### Given request
Copy each line below in which the string "this" occurs.
****************************************
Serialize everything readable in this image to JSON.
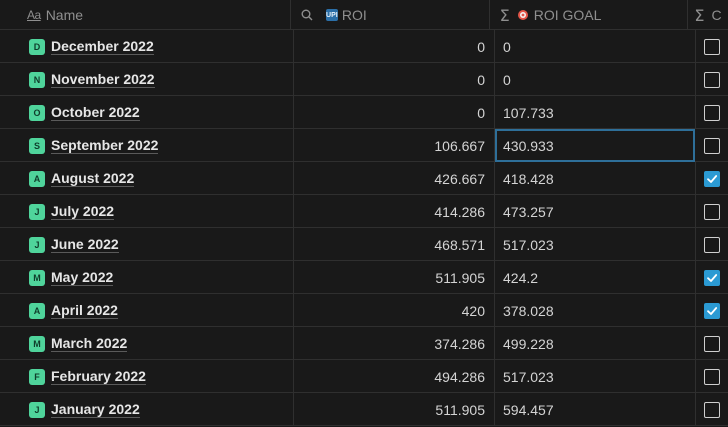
{
  "columns": {
    "name": {
      "label": "Name",
      "icon": "text-property-icon",
      "icon_glyph": "Aa"
    },
    "roi": {
      "label": "ROI",
      "icon_prefix": "search-icon",
      "badge": "UPI"
    },
    "roi_goal": {
      "label": "ROI GOAL",
      "icon": "sum-icon",
      "icon_glyph": "Σ"
    },
    "check": {
      "icon_glyph": "Σ",
      "label_fragment": "C"
    }
  },
  "rows": [
    {
      "badge": "D",
      "name": "December 2022",
      "roi": "0",
      "goal": "0",
      "checked": false
    },
    {
      "badge": "N",
      "name": "November 2022",
      "roi": "0",
      "goal": "0",
      "checked": false
    },
    {
      "badge": "O",
      "name": "October 2022",
      "roi": "0",
      "goal": "107.733",
      "checked": false
    },
    {
      "badge": "S",
      "name": "September 2022",
      "roi": "106.667",
      "goal": "430.933",
      "checked": false
    },
    {
      "badge": "A",
      "name": "August 2022",
      "roi": "426.667",
      "goal": "418.428",
      "checked": true
    },
    {
      "badge": "J",
      "name": "July 2022",
      "roi": "414.286",
      "goal": "473.257",
      "checked": false
    },
    {
      "badge": "J",
      "name": "June 2022",
      "roi": "468.571",
      "goal": "517.023",
      "checked": false
    },
    {
      "badge": "M",
      "name": "May 2022",
      "roi": "511.905",
      "goal": "424.2",
      "checked": true
    },
    {
      "badge": "A",
      "name": "April 2022",
      "roi": "420",
      "goal": "378.028",
      "checked": true
    },
    {
      "badge": "M",
      "name": "March 2022",
      "roi": "374.286",
      "goal": "499.228",
      "checked": false
    },
    {
      "badge": "F",
      "name": "February 2022",
      "roi": "494.286",
      "goal": "517.023",
      "checked": false
    },
    {
      "badge": "J",
      "name": "January 2022",
      "roi": "511.905",
      "goal": "594.457",
      "checked": false
    }
  ],
  "selected_cell": {
    "row_index": 3,
    "column": "goal"
  },
  "colors": {
    "background": "#191919",
    "badge": "#4fd49b",
    "checkbox_checked": "#2b9ad3",
    "selection": "#2e6f99"
  }
}
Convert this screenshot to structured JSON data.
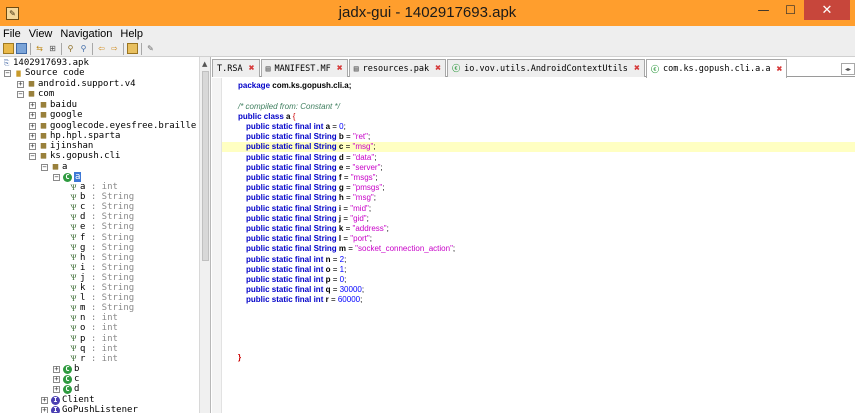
****************************************
### Answer to the exercise
Serialize everything readable in this image to JSON.
Convert this screenshot to structured JSON data.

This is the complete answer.